__Goal of the exercise__
Report every line in the listing that contains the string "with".

■ ■ ■

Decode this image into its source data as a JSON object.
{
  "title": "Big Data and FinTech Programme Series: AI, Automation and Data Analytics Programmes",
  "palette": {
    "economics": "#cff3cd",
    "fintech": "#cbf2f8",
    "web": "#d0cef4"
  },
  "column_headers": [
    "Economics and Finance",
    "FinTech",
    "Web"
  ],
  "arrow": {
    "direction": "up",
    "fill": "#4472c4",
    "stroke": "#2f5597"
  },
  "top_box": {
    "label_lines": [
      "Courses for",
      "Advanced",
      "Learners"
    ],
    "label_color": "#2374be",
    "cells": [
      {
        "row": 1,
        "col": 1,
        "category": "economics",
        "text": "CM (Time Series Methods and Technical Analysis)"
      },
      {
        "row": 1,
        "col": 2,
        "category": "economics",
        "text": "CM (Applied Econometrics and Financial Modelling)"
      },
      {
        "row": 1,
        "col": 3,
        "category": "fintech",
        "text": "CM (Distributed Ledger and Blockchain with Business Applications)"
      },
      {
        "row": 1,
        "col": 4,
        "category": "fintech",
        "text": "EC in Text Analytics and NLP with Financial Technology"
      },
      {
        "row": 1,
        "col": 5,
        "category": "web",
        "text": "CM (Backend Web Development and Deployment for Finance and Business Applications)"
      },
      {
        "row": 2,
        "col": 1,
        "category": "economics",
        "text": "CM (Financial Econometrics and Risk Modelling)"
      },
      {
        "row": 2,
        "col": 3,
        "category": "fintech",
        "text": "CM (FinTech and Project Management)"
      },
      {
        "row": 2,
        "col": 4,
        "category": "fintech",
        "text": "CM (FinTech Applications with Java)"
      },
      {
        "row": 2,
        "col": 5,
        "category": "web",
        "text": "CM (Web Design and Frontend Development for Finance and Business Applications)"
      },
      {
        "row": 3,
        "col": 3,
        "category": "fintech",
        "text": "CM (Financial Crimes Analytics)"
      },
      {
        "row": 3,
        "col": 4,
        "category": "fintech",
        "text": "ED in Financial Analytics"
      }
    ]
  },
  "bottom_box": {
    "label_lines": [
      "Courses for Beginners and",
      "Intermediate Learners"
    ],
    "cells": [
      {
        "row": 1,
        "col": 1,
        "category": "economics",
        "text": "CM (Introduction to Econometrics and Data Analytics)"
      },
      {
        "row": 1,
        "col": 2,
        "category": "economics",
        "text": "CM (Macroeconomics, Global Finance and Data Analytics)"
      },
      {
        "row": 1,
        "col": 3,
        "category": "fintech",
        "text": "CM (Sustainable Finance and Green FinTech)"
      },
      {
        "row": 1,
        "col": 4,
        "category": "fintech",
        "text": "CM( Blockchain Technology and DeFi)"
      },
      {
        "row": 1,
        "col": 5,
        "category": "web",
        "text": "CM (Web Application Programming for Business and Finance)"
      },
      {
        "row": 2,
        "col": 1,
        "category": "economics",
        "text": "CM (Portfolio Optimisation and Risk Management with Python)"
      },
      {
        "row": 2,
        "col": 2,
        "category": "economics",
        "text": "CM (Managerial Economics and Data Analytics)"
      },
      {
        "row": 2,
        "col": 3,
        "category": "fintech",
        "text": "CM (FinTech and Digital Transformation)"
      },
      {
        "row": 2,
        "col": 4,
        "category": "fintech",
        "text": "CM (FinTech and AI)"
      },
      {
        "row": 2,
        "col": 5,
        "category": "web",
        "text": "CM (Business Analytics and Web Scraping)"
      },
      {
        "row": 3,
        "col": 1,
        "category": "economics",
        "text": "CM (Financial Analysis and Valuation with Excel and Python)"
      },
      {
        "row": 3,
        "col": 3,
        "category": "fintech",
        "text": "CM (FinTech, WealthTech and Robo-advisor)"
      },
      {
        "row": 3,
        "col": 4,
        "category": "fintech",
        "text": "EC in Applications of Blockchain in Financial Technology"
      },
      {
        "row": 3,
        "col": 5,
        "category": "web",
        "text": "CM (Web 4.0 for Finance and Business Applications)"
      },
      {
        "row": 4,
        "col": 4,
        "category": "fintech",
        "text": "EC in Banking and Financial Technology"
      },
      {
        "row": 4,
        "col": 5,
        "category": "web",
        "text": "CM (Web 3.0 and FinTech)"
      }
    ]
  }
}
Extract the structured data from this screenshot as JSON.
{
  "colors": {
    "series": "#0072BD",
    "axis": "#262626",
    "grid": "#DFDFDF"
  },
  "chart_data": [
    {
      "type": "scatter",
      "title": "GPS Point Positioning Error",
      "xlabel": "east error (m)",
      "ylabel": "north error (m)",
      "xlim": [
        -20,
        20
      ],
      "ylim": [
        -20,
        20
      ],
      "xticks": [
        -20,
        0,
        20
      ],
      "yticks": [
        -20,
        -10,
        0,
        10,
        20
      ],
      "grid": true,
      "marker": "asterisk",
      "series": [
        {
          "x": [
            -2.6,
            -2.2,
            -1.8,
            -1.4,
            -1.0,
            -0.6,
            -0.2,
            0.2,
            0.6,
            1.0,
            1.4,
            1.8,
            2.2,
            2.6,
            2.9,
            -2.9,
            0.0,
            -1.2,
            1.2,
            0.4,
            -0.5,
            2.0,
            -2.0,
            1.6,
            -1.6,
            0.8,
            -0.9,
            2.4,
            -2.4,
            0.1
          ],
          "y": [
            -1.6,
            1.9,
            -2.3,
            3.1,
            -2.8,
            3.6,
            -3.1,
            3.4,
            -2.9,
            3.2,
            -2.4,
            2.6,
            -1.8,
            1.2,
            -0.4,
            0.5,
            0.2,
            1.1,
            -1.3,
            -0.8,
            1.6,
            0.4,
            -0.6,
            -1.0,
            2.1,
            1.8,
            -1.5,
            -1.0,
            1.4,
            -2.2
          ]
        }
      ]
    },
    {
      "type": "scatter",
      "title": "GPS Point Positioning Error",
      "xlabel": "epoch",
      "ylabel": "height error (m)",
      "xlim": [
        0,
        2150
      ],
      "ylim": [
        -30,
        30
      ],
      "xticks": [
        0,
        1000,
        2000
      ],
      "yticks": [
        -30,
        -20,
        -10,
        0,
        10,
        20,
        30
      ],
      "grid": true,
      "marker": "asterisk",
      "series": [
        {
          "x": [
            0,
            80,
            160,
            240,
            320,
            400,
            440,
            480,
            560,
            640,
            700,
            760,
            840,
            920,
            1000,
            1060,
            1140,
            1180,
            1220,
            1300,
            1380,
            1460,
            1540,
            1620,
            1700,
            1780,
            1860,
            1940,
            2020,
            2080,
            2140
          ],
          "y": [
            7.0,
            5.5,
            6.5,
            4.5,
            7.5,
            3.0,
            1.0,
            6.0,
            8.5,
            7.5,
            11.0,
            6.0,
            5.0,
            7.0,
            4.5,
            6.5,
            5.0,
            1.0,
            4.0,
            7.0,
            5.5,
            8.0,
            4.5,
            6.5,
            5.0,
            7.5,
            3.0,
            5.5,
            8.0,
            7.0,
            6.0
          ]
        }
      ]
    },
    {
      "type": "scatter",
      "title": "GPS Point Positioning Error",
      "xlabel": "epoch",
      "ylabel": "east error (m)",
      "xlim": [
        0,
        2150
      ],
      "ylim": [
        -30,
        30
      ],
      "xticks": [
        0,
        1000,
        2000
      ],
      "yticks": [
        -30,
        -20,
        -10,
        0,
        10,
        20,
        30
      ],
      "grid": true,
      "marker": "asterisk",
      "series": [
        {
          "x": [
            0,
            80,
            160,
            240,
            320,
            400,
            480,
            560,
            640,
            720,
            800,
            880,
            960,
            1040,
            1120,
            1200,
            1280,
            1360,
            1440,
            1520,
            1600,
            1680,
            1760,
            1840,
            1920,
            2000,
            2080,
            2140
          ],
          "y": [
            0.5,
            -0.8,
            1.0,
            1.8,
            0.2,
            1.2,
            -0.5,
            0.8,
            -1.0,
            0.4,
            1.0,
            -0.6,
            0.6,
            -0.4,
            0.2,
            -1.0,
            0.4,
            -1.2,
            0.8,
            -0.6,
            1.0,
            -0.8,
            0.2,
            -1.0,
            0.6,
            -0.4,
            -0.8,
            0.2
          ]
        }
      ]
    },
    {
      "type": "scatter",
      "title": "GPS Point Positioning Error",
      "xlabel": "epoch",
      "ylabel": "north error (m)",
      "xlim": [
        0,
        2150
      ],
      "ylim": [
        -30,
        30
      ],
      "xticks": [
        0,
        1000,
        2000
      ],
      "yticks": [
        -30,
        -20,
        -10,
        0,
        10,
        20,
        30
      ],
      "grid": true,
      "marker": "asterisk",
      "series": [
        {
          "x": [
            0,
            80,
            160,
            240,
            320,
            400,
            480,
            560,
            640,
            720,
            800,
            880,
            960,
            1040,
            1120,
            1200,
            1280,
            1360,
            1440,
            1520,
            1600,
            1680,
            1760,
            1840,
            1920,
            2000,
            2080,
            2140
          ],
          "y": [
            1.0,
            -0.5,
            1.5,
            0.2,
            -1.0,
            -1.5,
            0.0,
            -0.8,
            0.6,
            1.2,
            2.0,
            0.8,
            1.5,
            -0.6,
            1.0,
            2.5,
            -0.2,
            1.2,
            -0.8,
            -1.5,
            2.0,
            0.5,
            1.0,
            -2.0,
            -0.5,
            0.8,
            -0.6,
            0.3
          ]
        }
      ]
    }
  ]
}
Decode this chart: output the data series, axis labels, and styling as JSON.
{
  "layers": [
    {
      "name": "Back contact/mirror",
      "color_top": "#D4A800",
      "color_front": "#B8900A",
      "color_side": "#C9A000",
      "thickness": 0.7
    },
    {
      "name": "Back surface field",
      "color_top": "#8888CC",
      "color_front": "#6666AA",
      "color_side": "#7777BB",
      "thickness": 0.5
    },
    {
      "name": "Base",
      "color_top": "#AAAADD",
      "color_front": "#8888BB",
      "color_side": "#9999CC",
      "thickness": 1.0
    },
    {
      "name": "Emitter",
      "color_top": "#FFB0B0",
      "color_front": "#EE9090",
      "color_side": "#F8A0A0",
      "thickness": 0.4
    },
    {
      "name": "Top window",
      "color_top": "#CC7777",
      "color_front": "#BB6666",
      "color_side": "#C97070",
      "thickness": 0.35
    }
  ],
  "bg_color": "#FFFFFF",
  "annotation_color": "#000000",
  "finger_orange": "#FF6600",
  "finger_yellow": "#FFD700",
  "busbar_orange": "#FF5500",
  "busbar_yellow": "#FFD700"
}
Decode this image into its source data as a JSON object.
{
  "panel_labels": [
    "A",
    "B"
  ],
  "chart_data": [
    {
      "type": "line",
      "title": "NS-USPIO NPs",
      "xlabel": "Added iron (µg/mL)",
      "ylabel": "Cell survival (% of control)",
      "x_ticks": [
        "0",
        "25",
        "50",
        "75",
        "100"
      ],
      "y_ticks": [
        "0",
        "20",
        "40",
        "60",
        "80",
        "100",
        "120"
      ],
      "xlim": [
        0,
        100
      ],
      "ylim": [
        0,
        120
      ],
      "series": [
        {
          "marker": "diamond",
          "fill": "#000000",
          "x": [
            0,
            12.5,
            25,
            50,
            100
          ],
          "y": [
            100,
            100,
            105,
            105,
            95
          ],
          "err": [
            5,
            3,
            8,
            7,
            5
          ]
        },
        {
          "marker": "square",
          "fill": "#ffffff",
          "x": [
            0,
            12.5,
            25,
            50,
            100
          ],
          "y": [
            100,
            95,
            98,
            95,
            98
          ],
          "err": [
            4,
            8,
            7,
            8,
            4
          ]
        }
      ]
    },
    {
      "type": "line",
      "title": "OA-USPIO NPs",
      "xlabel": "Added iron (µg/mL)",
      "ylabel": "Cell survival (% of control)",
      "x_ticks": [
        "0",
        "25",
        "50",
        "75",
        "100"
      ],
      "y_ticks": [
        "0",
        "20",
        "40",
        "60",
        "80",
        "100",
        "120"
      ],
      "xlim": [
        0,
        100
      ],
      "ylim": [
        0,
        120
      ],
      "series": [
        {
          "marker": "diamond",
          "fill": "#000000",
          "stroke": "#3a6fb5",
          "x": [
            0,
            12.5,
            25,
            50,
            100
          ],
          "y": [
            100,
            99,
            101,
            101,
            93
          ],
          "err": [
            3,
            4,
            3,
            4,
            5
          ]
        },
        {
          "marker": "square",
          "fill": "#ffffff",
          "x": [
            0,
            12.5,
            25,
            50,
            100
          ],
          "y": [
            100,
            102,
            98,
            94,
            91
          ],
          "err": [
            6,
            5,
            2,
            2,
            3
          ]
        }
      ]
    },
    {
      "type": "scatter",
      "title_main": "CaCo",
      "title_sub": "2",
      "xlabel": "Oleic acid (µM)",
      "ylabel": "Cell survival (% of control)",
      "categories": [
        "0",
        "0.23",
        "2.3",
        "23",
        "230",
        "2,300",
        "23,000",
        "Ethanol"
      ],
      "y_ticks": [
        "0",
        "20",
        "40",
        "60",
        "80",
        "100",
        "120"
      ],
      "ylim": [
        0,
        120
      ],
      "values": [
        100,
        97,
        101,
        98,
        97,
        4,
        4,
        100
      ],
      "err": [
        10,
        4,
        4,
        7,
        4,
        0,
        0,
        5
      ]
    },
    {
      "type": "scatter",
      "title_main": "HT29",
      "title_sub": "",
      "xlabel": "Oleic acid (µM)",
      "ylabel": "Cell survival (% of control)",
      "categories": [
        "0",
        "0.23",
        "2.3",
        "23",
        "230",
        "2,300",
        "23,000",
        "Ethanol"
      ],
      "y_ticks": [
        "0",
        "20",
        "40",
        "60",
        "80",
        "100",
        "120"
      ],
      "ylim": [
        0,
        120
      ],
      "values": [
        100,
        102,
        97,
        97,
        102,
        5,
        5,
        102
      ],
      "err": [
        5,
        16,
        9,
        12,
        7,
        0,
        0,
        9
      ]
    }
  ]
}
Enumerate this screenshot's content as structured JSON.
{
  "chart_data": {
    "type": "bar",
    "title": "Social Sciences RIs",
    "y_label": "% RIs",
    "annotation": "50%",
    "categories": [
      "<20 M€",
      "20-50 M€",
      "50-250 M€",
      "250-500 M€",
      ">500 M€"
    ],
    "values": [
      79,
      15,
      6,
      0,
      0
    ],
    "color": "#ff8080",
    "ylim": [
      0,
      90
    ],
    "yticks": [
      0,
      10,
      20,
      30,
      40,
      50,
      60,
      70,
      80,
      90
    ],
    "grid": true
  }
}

■ ■ ■

__Reply to the exercise__
        "text": "CM (Distributed Ledger and Blockchain with Business Applications)"
        "text": "EC in Text Analytics and NLP with Financial Technology"
        "text": "CM (FinTech Applications with Java)"
        "text": "CM (Portfolio Optimisation and Risk Management with Python)"
        "text": "CM (Financial Analysis and Valuation with Excel and Python)"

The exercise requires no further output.